#### [Material supplied]
☆ ☆ ☆ ☆ ☆
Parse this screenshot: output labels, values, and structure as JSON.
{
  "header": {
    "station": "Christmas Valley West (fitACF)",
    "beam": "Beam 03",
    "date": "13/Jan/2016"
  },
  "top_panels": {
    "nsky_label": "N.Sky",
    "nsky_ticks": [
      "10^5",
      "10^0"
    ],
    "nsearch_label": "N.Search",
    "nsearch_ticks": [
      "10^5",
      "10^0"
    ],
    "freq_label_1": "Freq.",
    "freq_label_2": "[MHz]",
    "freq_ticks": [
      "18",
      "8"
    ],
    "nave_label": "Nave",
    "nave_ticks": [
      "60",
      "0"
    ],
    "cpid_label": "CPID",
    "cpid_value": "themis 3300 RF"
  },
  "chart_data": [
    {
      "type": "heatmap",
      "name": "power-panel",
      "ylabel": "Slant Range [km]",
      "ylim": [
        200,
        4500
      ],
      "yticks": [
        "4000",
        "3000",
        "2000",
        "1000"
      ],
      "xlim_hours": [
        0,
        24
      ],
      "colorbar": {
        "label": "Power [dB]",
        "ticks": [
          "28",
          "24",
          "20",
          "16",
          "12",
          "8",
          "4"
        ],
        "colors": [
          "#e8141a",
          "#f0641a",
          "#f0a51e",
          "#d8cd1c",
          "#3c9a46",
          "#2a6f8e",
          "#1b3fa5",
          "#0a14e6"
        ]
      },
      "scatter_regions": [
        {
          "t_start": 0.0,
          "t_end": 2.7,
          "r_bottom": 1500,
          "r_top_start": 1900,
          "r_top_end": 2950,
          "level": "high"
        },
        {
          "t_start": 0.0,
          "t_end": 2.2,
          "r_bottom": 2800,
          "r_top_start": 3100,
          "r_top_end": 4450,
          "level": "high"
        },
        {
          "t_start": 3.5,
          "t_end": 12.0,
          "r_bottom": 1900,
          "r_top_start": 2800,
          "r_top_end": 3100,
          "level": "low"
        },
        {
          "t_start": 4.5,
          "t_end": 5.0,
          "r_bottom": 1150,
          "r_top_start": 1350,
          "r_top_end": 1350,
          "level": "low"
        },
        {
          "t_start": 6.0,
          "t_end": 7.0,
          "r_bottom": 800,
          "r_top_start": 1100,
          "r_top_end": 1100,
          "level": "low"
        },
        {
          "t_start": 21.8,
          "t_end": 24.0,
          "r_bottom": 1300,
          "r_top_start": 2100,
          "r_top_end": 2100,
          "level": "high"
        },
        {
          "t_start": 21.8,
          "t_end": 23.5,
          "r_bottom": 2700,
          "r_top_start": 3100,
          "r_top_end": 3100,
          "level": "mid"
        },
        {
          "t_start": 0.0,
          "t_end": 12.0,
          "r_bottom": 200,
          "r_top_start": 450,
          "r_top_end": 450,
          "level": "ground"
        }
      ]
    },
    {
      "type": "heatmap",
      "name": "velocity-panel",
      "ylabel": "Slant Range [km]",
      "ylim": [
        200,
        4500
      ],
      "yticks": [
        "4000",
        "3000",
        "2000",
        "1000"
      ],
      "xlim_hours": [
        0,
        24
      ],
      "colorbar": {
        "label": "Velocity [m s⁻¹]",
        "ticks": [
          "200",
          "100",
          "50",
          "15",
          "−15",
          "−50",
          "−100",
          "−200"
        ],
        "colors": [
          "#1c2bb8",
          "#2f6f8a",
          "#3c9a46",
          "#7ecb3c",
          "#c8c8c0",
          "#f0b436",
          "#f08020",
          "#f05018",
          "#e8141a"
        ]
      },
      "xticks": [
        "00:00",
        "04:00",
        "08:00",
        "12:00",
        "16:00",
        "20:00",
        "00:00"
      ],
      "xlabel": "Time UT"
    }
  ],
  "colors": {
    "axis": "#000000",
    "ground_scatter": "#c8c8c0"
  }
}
☆ ☆ ☆ ☆ ☆
#### [Task statement]
Among the lines of the data above, count those holding "name" and state only the number.

#### [Task response]
2